• YOUR GOAL: Everything from the line containing "Output a JSON" through the last line of the data below is to be retyped exactly, apart from the pictures.

■ ■ ■ ■

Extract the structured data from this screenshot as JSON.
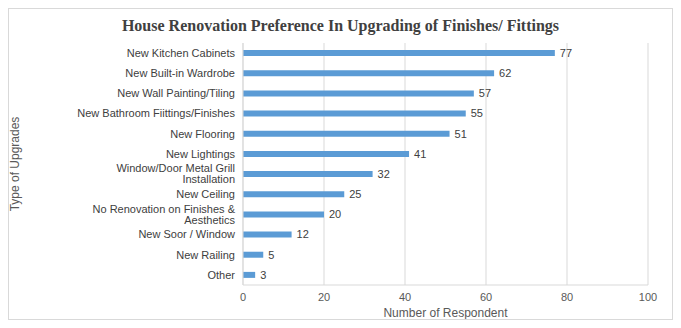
{
  "chart_data": {
    "type": "bar",
    "title": "House Renovation Preference In Upgrading of Finishes/ Fittings",
    "x_label": "Number of Respondent",
    "y_label": "Type of Upgrades",
    "orientation": "horizontal",
    "categories": [
      "New Kitchen Cabinets",
      "New Built-in Wardrobe",
      "New Wall Painting/Tiling",
      "New Bathroom Fiittings/Finishes",
      "New Flooring",
      "New Lightings",
      "Window/Door Metal Grill Installation",
      "New Ceiling",
      "No Renovation on Finishes & Aesthetics",
      "New Soor / Window",
      "New Railing",
      "Other"
    ],
    "values": [
      77,
      62,
      57,
      55,
      51,
      41,
      32,
      25,
      20,
      12,
      5,
      3
    ],
    "color": "#5b9bd5",
    "xlim": [
      0,
      100
    ],
    "xticks": [
      0,
      20,
      40,
      60,
      80,
      100
    ],
    "grid": true,
    "data_labels": true
  }
}
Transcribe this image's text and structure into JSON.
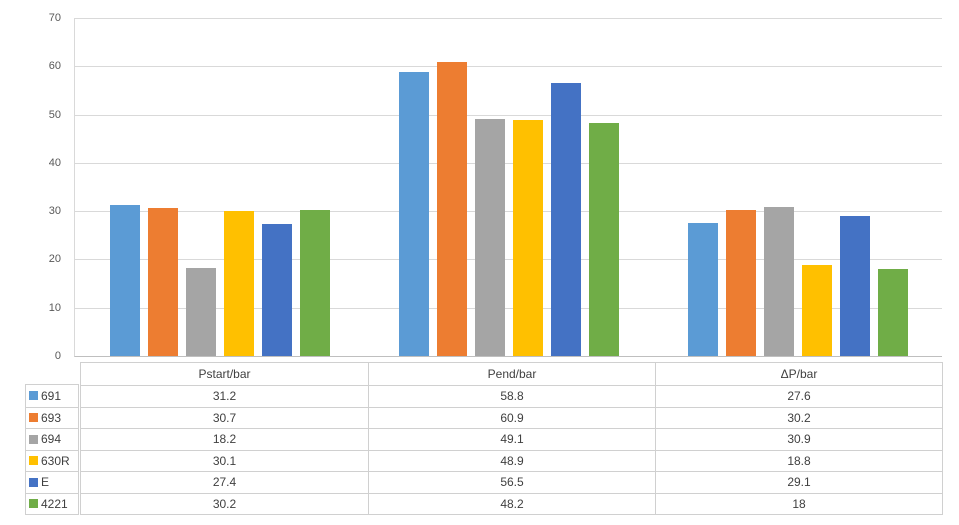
{
  "chart_data": {
    "type": "bar",
    "title": "",
    "xlabel": "",
    "ylabel": "",
    "categories": [
      "Pstart/bar",
      "Pend/bar",
      "ΔP/bar"
    ],
    "series": [
      {
        "name": "691",
        "color": "#5B9BD5",
        "values": [
          31.2,
          58.8,
          27.6
        ],
        "display": [
          "31.2",
          "58.8",
          "27.6"
        ]
      },
      {
        "name": "693",
        "color": "#ED7D31",
        "values": [
          30.7,
          60.9,
          30.2
        ],
        "display": [
          "30.7",
          "60.9",
          "30.2"
        ]
      },
      {
        "name": "694",
        "color": "#A5A5A5",
        "values": [
          18.2,
          49.1,
          30.9
        ],
        "display": [
          "18.2",
          "49.1",
          "30.9"
        ]
      },
      {
        "name": "630R",
        "color": "#FFC000",
        "values": [
          30.1,
          48.9,
          18.8
        ],
        "display": [
          "30.1",
          "48.9",
          "18.8"
        ]
      },
      {
        "name": "E",
        "color": "#4472C4",
        "values": [
          27.4,
          56.5,
          29.1
        ],
        "display": [
          "27.4",
          "56.5",
          "29.1"
        ]
      },
      {
        "name": "4221",
        "color": "#70AD47",
        "values": [
          30.2,
          48.2,
          18
        ],
        "display": [
          "30.2",
          "48.2",
          "18"
        ]
      }
    ],
    "ylim": [
      0,
      70
    ],
    "yticks": [
      0,
      10,
      20,
      30,
      40,
      50,
      60,
      70
    ],
    "grid": "horizontal",
    "legend_position": "data-table-left",
    "data_table": true
  },
  "styles": {
    "gridline_color": "#d9d9d9",
    "axis_line_color": "#bfbfbf",
    "table_border_color": "#d0d0d0",
    "text_color": "#404040",
    "axis_text_color": "#595959",
    "background": "#ffffff"
  }
}
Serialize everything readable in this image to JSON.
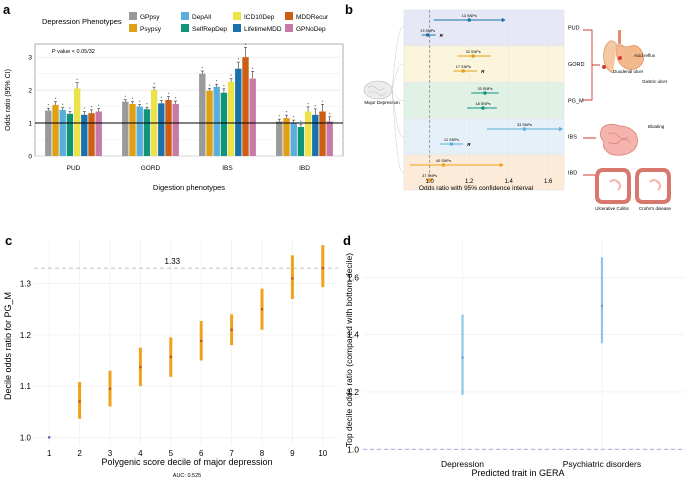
{
  "panel_labels": [
    "a",
    "b",
    "c",
    "d"
  ],
  "colors": {
    "GPpsy": "#9a9a9a",
    "Psypsy": "#e0a015",
    "DepAll": "#5aaed9",
    "SelfRepDep": "#11957a",
    "ICD10Dep": "#ece34a",
    "LifetimeMDD": "#1a72ad",
    "MDDRecur": "#cc5f14",
    "GPNoDep": "#c87aa6",
    "orange": "#f0a21a",
    "blue": "#8fc6e6",
    "pud": "#e7e8f6",
    "gord": "#fbf5dc",
    "pgm": "#e0f2e6",
    "ibs": "#e5f0f8",
    "ibd": "#fcebd9"
  },
  "chart_data": [
    {
      "id": "a",
      "type": "bar",
      "legend_title": "Depression Phenotypes",
      "legend": [
        "GPpsy",
        "DepAll",
        "ICD10Dep",
        "MDDRecur",
        "Psypsy",
        "SelfRepDep",
        "LifetimeMDD",
        "GPNoDep"
      ],
      "series_names": [
        "GPpsy",
        "Psypsy",
        "DepAll",
        "SelfRepDep",
        "ICD10Dep",
        "LifetimeMDD",
        "MDDRecur",
        "GPNoDep"
      ],
      "categories": [
        "PUD",
        "GORD",
        "IBS",
        "IBD"
      ],
      "values": [
        [
          1.38,
          1.55,
          1.4,
          1.28,
          2.05,
          1.25,
          1.3,
          1.35
        ],
        [
          1.65,
          1.58,
          1.5,
          1.42,
          2.0,
          1.6,
          1.7,
          1.58
        ],
        [
          2.5,
          1.98,
          2.1,
          1.92,
          2.25,
          2.65,
          3.0,
          2.35
        ],
        [
          1.05,
          1.15,
          1.02,
          0.88,
          1.35,
          1.25,
          1.35,
          1.05
        ]
      ],
      "err": [
        [
          0.07,
          0.1,
          0.07,
          0.07,
          0.18,
          0.1,
          0.1,
          0.09
        ],
        [
          0.06,
          0.07,
          0.06,
          0.06,
          0.09,
          0.08,
          0.1,
          0.09
        ],
        [
          0.08,
          0.07,
          0.08,
          0.12,
          0.1,
          0.2,
          0.3,
          0.22
        ],
        [
          0.07,
          0.09,
          0.07,
          0.07,
          0.14,
          0.18,
          0.22,
          0.14
        ]
      ],
      "ylim": [
        0,
        3.4
      ],
      "yticks": [
        0,
        1,
        2,
        3
      ],
      "reference_line": 1,
      "xlabel": "Digestion phenotypes",
      "ylabel": "Odds ratio (95% CI)",
      "annotation": "P value < 0.05/32"
    },
    {
      "id": "b",
      "type": "scatter",
      "xlabel": "Odds ratio with 95% confidence interval",
      "xticks": [
        1.0,
        1.2,
        1.4,
        1.6
      ],
      "xlim": [
        0.87,
        1.68
      ],
      "reference_line": 1.0,
      "center_label": "Major Depression",
      "bands": [
        "PUD",
        "GORD",
        "PG_M",
        "IBS",
        "IBD"
      ],
      "points": [
        {
          "band": "PUD",
          "label": "13 SNPs",
          "or": 1.2,
          "lo": 1.02,
          "hi": 1.37,
          "color": "#1a72ad",
          "arrow": true
        },
        {
          "band": "PUD",
          "label": "13 SNPs",
          "or": 0.99,
          "lo": 0.96,
          "hi": 1.03,
          "color": "#1a72ad",
          "arrow": false,
          "r_mark": "R"
        },
        {
          "band": "GORD",
          "label": "32 SNPs",
          "or": 1.22,
          "lo": 1.14,
          "hi": 1.31,
          "color": "#e0a015",
          "arrow": false
        },
        {
          "band": "GORD",
          "label": "17 SNPs",
          "or": 1.17,
          "lo": 1.12,
          "hi": 1.24,
          "color": "#e0a015",
          "arrow": false,
          "r_mark": "R"
        },
        {
          "band": "PG_M",
          "label": "33 SNPs",
          "or": 1.28,
          "lo": 1.21,
          "hi": 1.35,
          "color": "#11957a",
          "arrow": false
        },
        {
          "band": "PG_M",
          "label": "18 SNPs",
          "or": 1.27,
          "lo": 1.19,
          "hi": 1.34,
          "color": "#11957a",
          "arrow": false
        },
        {
          "band": "IBS",
          "label": "33 SNPs",
          "or": 1.48,
          "lo": 1.29,
          "hi": 1.66,
          "color": "#5aaed9",
          "arrow": true
        },
        {
          "band": "IBS",
          "label": "12 SNPs",
          "or": 1.11,
          "lo": 1.05,
          "hi": 1.17,
          "color": "#5aaed9",
          "arrow": false,
          "r_mark": "R"
        },
        {
          "band": "IBD",
          "label": "40 SNPs",
          "or": 1.07,
          "lo": 0.9,
          "hi": 1.36,
          "color": "#f0a21a",
          "arrow": true
        },
        {
          "band": "IBD",
          "label": "37 SNPs",
          "or": 1.0,
          "lo": 0.98,
          "hi": 1.02,
          "color": "#f0a21a",
          "arrow": false
        }
      ],
      "illustrations": [
        "Acid reflux",
        "Duodenal ulcer",
        "Gastric ulcer",
        "Bloating",
        "Ulcerative Colitis",
        "Crohn's disease"
      ]
    },
    {
      "id": "c",
      "type": "scatter",
      "x": [
        1,
        2,
        3,
        4,
        5,
        6,
        7,
        8,
        9,
        10
      ],
      "y": [
        1.0,
        1.07,
        1.095,
        1.137,
        1.157,
        1.188,
        1.21,
        1.25,
        1.31,
        1.33
      ],
      "lo": [
        1.0,
        1.036,
        1.06,
        1.1,
        1.118,
        1.15,
        1.18,
        1.21,
        1.27,
        1.293
      ],
      "hi": [
        1.0,
        1.108,
        1.13,
        1.175,
        1.195,
        1.227,
        1.24,
        1.29,
        1.355,
        1.375
      ],
      "xlabel": "Polygenic score decile of major depression",
      "ylabel": "Decile odds ratio for PG_M",
      "xticks": [
        1,
        2,
        3,
        4,
        5,
        6,
        7,
        8,
        9,
        10
      ],
      "yticks": [
        1.0,
        1.1,
        1.2,
        1.3
      ],
      "ylim": [
        0.985,
        1.385
      ],
      "xlim": [
        0.5,
        10.5
      ],
      "reference_line": 1.33,
      "reference_label": "1.33",
      "caption": "AUC: 0.525"
    },
    {
      "id": "d",
      "type": "scatter",
      "categories": [
        "Depression",
        "Psychiatric disorders"
      ],
      "y": [
        1.32,
        1.5
      ],
      "lo": [
        1.19,
        1.37
      ],
      "hi": [
        1.47,
        1.67
      ],
      "xlabel": "Predicted trait in GERA",
      "ylabel": "Top decile odds ratio (compared with bottom decile)",
      "yticks": [
        1.0,
        1.2,
        1.4,
        1.6
      ],
      "ylim": [
        0.98,
        1.73
      ],
      "reference_line": 1.0
    }
  ]
}
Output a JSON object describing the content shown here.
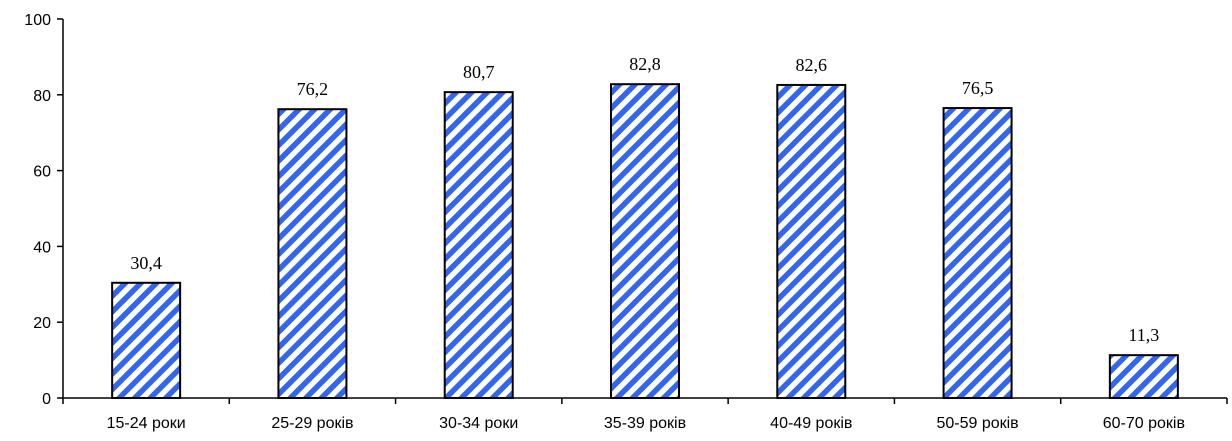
{
  "chart_data": {
    "type": "bar",
    "categories": [
      "15-24 роки",
      "25-29 років",
      "30-34 роки",
      "35-39 років",
      "40-49 років",
      "50-59 років",
      "60-70 років"
    ],
    "values": [
      30.4,
      76.2,
      80.7,
      82.8,
      82.6,
      76.5,
      11.3
    ],
    "data_labels": [
      "30,4",
      "76,2",
      "80,7",
      "82,8",
      "82,6",
      "76,5",
      "11,3"
    ],
    "ylim": [
      0,
      100
    ],
    "yticks": [
      0,
      20,
      40,
      60,
      80,
      100
    ],
    "grid": false,
    "legend": "none",
    "bar_fill": "diagonal blue and white stripes",
    "colors": {
      "stripe": "#3366ee",
      "bar_background": "#ffffff",
      "outline": "#000000"
    }
  }
}
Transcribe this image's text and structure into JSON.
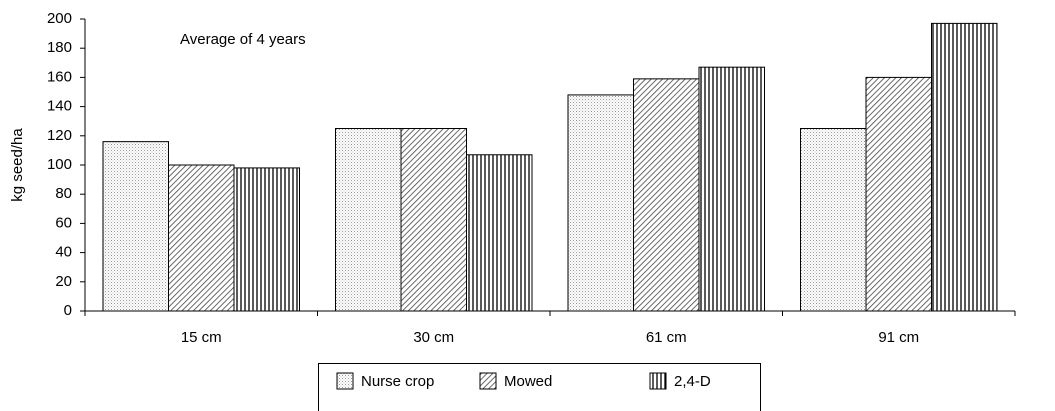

■ ■ ■ ■

• SOLUTION FOR THIS PROBLEM:
Output a JSON object describing the content shown here.
{
  "chart_data": {
    "type": "bar",
    "categories": [
      "15-24 роки",
      "25-29 років",
      "30-34 роки",
      "35-39 років",
      "40-49 років",
      "50-59 років",
      "60-70 років"
    ],
    "values": [
      30.4,
      76.2,
      80.7,
      82.8,
      82.6,
      76.5,
      11.3
    ],
    "data_labels": [
      "30,4",
      "76,2",
      "80,7",
      "82,8",
      "82,6",
      "76,5",
      "11,3"
    ],
    "ylim": [
      0,
      100
    ],
    "yticks": [
      0,
      20,
      40,
      60,
      80,
      100
    ],
    "grid": false,
    "legend": "none",
    "bar_fill": "diagonal blue and white stripes",
    "colors": {
      "stripe": "#3366ee",
      "bar_background": "#ffffff",
      "outline": "#000000"
    }
  }
}
Transcribe this image's text and structure into JSON.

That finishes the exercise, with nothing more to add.